### GIVEN TASK
Reproduce all of the lines below word for word, in the same order, with nothing added or left out.

-- Begin PROVIDED MATERIAL --

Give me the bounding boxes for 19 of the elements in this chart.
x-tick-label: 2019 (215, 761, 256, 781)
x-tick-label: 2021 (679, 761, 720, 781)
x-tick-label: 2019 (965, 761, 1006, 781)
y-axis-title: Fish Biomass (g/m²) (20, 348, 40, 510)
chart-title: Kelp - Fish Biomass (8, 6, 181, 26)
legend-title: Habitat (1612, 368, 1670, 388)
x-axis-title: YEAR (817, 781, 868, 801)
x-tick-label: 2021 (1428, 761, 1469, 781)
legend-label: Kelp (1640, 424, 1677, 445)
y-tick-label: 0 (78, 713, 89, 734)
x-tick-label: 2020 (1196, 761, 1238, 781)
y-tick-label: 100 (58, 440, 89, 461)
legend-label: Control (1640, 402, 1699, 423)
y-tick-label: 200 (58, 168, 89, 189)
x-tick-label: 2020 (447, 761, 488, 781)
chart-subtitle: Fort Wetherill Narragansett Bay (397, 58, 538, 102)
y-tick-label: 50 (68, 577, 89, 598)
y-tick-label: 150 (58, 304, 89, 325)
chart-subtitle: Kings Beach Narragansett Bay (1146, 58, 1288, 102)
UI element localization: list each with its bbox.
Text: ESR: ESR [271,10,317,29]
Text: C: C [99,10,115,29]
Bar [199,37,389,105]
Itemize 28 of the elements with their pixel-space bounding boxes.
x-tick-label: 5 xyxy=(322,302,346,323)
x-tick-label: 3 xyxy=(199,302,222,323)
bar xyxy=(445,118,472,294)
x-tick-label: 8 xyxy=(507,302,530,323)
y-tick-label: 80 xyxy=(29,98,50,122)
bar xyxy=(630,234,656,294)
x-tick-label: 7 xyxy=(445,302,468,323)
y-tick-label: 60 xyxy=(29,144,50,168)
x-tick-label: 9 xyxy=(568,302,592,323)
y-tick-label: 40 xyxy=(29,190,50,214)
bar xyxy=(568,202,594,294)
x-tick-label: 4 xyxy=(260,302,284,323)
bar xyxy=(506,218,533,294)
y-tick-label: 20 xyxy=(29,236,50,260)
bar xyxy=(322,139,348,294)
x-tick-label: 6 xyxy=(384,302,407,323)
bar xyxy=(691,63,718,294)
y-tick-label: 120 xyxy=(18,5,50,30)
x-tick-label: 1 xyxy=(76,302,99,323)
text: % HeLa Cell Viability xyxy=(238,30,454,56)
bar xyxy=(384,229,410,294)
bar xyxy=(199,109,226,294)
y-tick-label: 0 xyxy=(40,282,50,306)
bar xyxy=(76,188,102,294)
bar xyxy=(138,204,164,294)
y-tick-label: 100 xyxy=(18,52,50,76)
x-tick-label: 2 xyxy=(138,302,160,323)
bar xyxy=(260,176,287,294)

-- End PROVIDED MATERIAL --

### TASK RESULT
Give me the bounding boxes for 19 of the elements in this chart.
x-tick-label: 2019 (215, 761, 256, 781)
x-tick-label: 2021 (679, 761, 720, 781)
x-tick-label: 2019 (965, 761, 1006, 781)
y-axis-title: Fish Biomass (g/m²) (20, 348, 40, 510)
chart-title: Kelp - Fish Biomass (8, 6, 181, 26)
legend-title: Habitat (1612, 368, 1670, 388)
x-axis-title: YEAR (817, 781, 868, 801)
x-tick-label: 2021 (1428, 761, 1469, 781)
legend-label: Kelp (1640, 424, 1677, 445)
y-tick-label: 0 (78, 713, 89, 734)
x-tick-label: 2020 (1196, 761, 1238, 781)
y-tick-label: 100 (58, 440, 89, 461)
legend-label: Control (1640, 402, 1699, 423)
y-tick-label: 200 (58, 168, 89, 189)
x-tick-label: 2020 (447, 761, 488, 781)
chart-subtitle: Fort Wetherill Narragansett Bay (397, 58, 538, 102)
y-tick-label: 50 (68, 577, 89, 598)
y-tick-label: 150 (58, 304, 89, 325)
chart-subtitle: Kings Beach Narragansett Bay (1146, 58, 1288, 102)
UI element localization: list each with its bbox.
Text: ESR: ESR [271,10,317,29]
Text: C: C [99,10,115,29]
Bar [199,37,389,105]
Itemize 28 of the elements with their pixel-space bounding boxes.
x-tick-label: 5 xyxy=(322,302,346,323)
x-tick-label: 3 xyxy=(199,302,222,323)
bar xyxy=(445,118,472,294)
x-tick-label: 8 xyxy=(507,302,530,323)
y-tick-label: 80 xyxy=(29,98,50,122)
bar xyxy=(630,234,656,294)
x-tick-label: 7 xyxy=(445,302,468,323)
y-tick-label: 60 xyxy=(29,144,50,168)
x-tick-label: 9 xyxy=(568,302,592,323)
y-tick-label: 40 xyxy=(29,190,50,214)
bar xyxy=(568,202,594,294)
x-tick-label: 4 xyxy=(260,302,284,323)
bar xyxy=(506,218,533,294)
y-tick-label: 20 xyxy=(29,236,50,260)
bar xyxy=(322,139,348,294)
x-tick-label: 6 xyxy=(384,302,407,323)
bar xyxy=(691,63,718,294)
y-tick-label: 120 xyxy=(18,5,50,30)
x-tick-label: 1 xyxy=(76,302,99,323)
text: % HeLa Cell Viability xyxy=(238,30,454,56)
bar xyxy=(384,229,410,294)
bar xyxy=(199,109,226,294)
y-tick-label: 0 xyxy=(40,282,50,306)
bar xyxy=(76,188,102,294)
bar xyxy=(138,204,164,294)
y-tick-label: 100 xyxy=(18,52,50,76)
x-tick-label: 2 xyxy=(138,302,160,323)
bar xyxy=(260,176,287,294)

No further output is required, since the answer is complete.